### PASSAGE TO READ
One of the challenges you face when considering any financial product is figuring out whether it's a good choice for meeting your goals. Often, you rely on advice and recommendations from financial professionals to make your decision. But there's a catch. Unfortunately, because some products carry much higher commissions than others, some salespeople have found it tempting to boost their income by recommending products with higher sales charges to people who really shouldn't be buying them. Deferred variable annuities, which may carry a commission of 5% or more, fall into that category.

Both state and federal regulators have become increasingly concerned about unsuitable sales of variable annuities, both because of their high commissions and the surrender fees that apply if you end the contract within a certain period — often seven years, but sometimes more. Following actions against brokers who made improper sales, in 2004 the precursor to Financial Industry Regulatory Authority (FINRA), NASD, proposed a new rule governing variable annuity sales, and in 2005, the state of Massachusetts pursued actions against two banks for improper variable annuity sales.

In the eyes of regulators, the most problematic sales have been to older, less affluent customers, some of whom have borrowed against their homes to buy deferred variable annuities. An additional problem, in cases such as these, is that deferred annuities are structured to accumulate assets over an extended period before being converted to a source of retirement income. If the investor has a relatively short time frame in which to allow the annuity to grow, he or she is less likely to realize enough gains to offset the annuity's costs.
######
→ REQUEST 1
Answer these from the passage on variable annuity sales:
(a) What commission may deferred variable annuities carry?
(b) In what year did NASD propose a new rule governing variable annuity sales?
(c) Which state went after two banks for improper variable annuity sales in 2005?
→ REQUEST 2
From the passage on variable annuity sales, extract the text starting with "Both state and" and going on through "variable annuity sales.".
The lines after this passage have nothing to do with it.
### MATERIAL
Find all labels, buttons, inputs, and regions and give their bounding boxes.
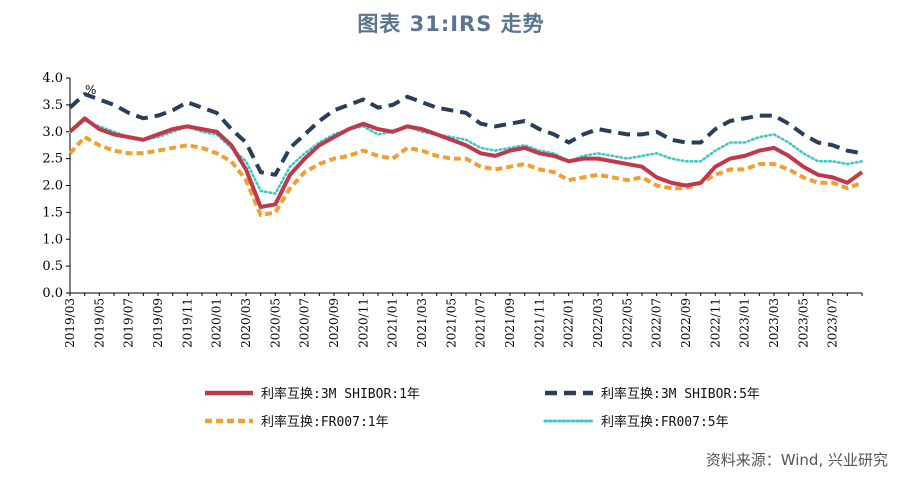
x-tick-label: 2020/11	[356, 298, 370, 348]
series-line-2	[68, 135, 863, 218]
x-tick-label: 2021/11	[532, 298, 546, 348]
source-note: 资料来源：Wind, 兴业研究	[705, 451, 888, 469]
series-line-3	[68, 119, 864, 195]
x-tick-label: 2019/09	[151, 298, 165, 348]
y-tick-label: 1.0	[42, 232, 63, 247]
line-chart: 0.0 0.5 1.0 1.5 2.0 2.5 3.0 3.5 4.0% 2019/03 2019/…	[42, 71, 864, 430]
legend-label-1: 利率互换:3M SHIBOR:5年	[601, 386, 760, 402]
x-tick-label: 2019/03	[63, 298, 77, 348]
x-tick-label: 2020/09	[327, 298, 341, 348]
unit-label: %	[85, 83, 96, 97]
legend-label-2: 利率互换:FR007:1年	[261, 414, 389, 430]
axes: 0.0 0.5 1.0 1.5 2.0 2.5 3.0 3.5 4.0% 2019/03 2019/…	[42, 71, 863, 348]
x-tick-label: 2021/07	[474, 298, 488, 348]
x-tick-label: 2020/07	[298, 298, 312, 348]
y-tick-label: 0.0	[42, 286, 63, 301]
series-line-0	[68, 116, 864, 209]
legend: 利率互换:3M SHIBOR:1年 利率互换:3M SHIBOR:5年利率互换:F…	[205, 386, 760, 430]
x-tick-label: 2022/07	[650, 298, 664, 348]
x-tick-label: 2023/05	[796, 298, 810, 348]
x-tick-label: 2020/05	[268, 298, 282, 348]
y-tick-label: 3.5	[42, 98, 63, 113]
y-tick-label: 4.0	[42, 71, 63, 86]
legend-label-3: 利率互换:FR007:5年	[601, 414, 729, 430]
x-tick-label: 2023/03	[767, 298, 781, 348]
x-tick-label: 2021/09	[503, 298, 517, 348]
x-tick-label: 2020/01	[210, 298, 224, 348]
x-tick-label: 2020/03	[239, 298, 253, 348]
y-tick-label: 3.0	[42, 125, 63, 140]
x-tick-label: 2019/11	[180, 298, 194, 348]
series-line-1	[68, 92, 863, 177]
x-tick-label: 2023/01	[738, 298, 752, 348]
legend-label-0: 利率互换:3M SHIBOR:1年	[261, 386, 420, 402]
x-tick-label: 2022/11	[708, 298, 722, 348]
x-tick-label: 2022/03	[591, 298, 605, 348]
x-tick-label: 2019/05	[92, 298, 106, 348]
chart-title: 图表 31:IRS 走势	[357, 12, 545, 36]
x-tick-label: 2019/07	[122, 298, 136, 348]
y-tick-label: 0.5	[42, 259, 63, 274]
x-tick-label: 2021/05	[444, 298, 458, 348]
x-tick-label: 2022/01	[562, 298, 576, 348]
x-tick-label: 2021/03	[415, 298, 429, 348]
y-tick-label: 1.5	[42, 205, 63, 220]
x-tick-label: 2023/07	[826, 298, 840, 348]
y-tick-label: 2.5	[42, 152, 63, 167]
plot-area	[68, 92, 864, 218]
x-tick-label: 2022/05	[620, 298, 634, 348]
x-tick-label: 2022/09	[679, 298, 693, 348]
x-tick-label: 2021/01	[386, 298, 400, 348]
y-tick-label: 2.0	[42, 179, 63, 194]
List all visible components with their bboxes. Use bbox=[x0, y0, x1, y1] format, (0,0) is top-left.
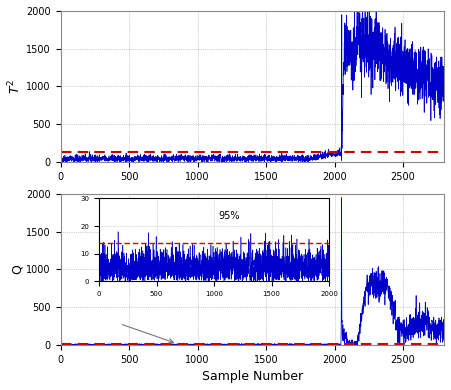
X-axis label: Sample Number: Sample Number bbox=[202, 370, 303, 383]
Y-axis label: $T^2$: $T^2$ bbox=[7, 79, 23, 94]
Y-axis label: Q: Q bbox=[10, 264, 23, 274]
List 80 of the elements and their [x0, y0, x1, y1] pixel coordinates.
######
→ EXERCISE RESPONSE 1
(a) 5% or more
(b) 2004
(c) Massachusetts

→ EXERCISE RESPONSE 2
Both state and federal regulators have become increasingly concerned about unsuitable sales of variable annuities, both because of their high commissions and the surrender fees that apply if you end the contract within a certain period — often seven years, but sometimes more. Following actions against brokers who made improper sales, in 2004 the precursor to Financial Industry Regulatory Authority (FINRA), NASD, proposed a new rule governing variable annuity sales, and in 2005, the state of Massachusetts pursued actions against two banks for improper variable annuity sales.